• [Objective]: Scan the records below. List lines holding "camera".

• [Input rows]:
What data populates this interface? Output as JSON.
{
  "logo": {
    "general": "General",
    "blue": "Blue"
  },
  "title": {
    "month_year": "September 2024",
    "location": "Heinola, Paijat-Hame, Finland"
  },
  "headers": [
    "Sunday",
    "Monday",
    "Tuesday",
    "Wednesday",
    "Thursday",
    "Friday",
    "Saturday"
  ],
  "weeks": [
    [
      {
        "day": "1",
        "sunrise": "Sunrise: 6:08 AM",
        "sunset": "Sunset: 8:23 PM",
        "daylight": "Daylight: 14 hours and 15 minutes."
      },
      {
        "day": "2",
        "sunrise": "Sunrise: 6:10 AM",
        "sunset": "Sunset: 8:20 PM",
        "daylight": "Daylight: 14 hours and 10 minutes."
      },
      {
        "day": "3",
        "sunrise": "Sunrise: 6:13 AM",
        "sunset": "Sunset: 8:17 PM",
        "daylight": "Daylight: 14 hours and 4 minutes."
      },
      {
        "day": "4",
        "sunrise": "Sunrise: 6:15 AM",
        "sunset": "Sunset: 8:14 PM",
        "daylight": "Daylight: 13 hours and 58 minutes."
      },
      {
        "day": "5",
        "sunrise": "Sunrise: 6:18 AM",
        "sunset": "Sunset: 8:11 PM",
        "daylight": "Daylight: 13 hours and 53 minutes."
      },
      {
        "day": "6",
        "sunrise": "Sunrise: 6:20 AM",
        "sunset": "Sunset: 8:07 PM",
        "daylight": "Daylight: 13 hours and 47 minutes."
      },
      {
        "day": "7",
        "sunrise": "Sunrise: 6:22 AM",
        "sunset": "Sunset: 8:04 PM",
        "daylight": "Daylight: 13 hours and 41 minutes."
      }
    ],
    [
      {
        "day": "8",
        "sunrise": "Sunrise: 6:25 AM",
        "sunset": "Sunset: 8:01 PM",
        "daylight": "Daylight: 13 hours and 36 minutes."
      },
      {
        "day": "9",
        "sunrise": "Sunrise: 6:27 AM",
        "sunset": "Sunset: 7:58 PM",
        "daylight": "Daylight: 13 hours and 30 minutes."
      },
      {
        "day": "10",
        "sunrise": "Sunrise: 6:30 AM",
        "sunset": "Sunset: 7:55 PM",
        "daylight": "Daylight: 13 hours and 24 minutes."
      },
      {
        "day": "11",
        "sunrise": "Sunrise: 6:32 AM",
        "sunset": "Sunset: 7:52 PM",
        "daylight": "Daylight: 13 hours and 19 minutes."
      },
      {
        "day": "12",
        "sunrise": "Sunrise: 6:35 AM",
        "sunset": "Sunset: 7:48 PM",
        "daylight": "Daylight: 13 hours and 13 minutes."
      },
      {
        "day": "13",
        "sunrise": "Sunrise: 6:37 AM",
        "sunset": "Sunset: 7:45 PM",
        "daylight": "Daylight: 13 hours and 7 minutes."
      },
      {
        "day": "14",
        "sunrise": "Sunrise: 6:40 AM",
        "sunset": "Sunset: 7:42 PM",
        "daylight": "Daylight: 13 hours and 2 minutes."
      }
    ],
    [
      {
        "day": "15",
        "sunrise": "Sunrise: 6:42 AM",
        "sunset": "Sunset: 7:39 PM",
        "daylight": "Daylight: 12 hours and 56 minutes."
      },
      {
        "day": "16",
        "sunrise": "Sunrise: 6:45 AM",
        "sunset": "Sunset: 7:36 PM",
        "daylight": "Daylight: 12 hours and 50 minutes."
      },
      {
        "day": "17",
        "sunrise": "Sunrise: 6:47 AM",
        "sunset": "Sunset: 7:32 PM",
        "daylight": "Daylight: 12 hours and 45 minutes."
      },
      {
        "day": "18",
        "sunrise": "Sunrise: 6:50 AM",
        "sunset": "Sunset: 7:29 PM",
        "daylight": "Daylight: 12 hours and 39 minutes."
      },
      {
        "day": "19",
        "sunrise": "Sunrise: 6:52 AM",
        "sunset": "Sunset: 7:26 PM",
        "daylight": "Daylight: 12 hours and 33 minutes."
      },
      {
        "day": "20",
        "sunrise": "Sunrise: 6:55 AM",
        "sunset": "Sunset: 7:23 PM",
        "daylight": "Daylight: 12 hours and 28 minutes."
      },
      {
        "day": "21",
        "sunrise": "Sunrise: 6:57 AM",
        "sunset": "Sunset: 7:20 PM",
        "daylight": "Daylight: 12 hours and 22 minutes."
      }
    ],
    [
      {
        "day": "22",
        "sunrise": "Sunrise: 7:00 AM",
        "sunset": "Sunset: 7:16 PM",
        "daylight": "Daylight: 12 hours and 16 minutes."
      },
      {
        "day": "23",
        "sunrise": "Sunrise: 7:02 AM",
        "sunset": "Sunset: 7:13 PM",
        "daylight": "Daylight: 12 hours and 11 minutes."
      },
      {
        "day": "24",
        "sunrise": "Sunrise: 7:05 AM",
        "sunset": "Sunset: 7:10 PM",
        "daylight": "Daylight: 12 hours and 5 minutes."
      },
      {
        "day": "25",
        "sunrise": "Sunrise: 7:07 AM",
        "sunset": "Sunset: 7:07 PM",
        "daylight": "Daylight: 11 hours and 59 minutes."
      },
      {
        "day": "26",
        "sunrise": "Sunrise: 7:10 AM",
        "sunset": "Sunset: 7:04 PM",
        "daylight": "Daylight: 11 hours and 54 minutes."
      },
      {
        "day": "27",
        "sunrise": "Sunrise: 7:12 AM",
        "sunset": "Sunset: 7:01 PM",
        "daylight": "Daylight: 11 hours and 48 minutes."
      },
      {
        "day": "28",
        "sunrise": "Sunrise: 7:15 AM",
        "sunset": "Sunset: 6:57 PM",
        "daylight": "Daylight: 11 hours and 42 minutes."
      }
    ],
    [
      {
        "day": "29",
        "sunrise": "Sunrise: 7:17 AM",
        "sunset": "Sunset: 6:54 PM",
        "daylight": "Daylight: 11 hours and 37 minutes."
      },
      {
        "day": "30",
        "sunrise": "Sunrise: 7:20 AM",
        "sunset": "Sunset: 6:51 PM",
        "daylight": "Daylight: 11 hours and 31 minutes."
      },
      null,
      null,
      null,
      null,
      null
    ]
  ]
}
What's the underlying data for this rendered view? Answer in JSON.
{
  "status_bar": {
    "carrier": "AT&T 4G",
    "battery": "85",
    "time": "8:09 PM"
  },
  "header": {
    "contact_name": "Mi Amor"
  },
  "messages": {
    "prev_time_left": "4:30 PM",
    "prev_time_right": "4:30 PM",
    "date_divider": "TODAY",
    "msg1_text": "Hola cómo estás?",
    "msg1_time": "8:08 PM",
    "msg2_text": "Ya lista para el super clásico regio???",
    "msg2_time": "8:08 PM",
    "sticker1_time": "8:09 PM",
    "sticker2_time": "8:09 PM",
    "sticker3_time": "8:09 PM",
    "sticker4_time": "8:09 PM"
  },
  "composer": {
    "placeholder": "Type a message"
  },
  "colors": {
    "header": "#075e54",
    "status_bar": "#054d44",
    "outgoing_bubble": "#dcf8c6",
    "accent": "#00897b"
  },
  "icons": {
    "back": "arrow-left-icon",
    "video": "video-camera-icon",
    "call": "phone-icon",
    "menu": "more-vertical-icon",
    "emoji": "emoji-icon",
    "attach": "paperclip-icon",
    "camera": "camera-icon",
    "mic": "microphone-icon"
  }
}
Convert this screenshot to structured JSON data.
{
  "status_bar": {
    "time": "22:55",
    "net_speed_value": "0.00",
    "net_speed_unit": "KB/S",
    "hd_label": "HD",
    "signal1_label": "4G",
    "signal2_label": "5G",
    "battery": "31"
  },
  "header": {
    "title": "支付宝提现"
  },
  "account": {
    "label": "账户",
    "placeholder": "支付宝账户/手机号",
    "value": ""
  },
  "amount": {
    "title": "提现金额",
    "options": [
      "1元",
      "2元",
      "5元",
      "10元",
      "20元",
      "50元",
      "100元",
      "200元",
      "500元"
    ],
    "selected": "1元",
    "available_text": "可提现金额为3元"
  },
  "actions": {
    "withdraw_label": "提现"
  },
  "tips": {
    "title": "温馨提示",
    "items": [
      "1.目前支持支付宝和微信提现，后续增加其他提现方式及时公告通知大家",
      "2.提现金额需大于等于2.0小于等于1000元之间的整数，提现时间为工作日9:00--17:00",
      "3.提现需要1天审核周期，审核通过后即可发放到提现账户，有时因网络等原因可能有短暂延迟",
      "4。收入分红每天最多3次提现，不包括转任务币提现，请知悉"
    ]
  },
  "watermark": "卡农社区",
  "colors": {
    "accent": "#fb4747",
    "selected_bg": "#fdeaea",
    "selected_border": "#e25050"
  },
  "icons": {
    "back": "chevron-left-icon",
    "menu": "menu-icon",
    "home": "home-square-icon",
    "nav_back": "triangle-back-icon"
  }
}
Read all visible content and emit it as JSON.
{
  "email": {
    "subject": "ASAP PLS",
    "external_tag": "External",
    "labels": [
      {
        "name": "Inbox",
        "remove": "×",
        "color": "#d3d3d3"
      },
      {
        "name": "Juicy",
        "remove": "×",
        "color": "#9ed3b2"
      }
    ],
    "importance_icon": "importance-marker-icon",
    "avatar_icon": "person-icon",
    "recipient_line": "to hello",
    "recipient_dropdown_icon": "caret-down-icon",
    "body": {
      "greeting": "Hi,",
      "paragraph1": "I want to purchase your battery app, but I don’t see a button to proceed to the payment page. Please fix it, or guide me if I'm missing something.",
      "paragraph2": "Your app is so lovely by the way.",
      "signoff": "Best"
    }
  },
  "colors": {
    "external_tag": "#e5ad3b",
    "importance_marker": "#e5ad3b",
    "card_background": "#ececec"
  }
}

• [Reply]:
    "video": "video-camera-icon",
    "camera": "camera-icon",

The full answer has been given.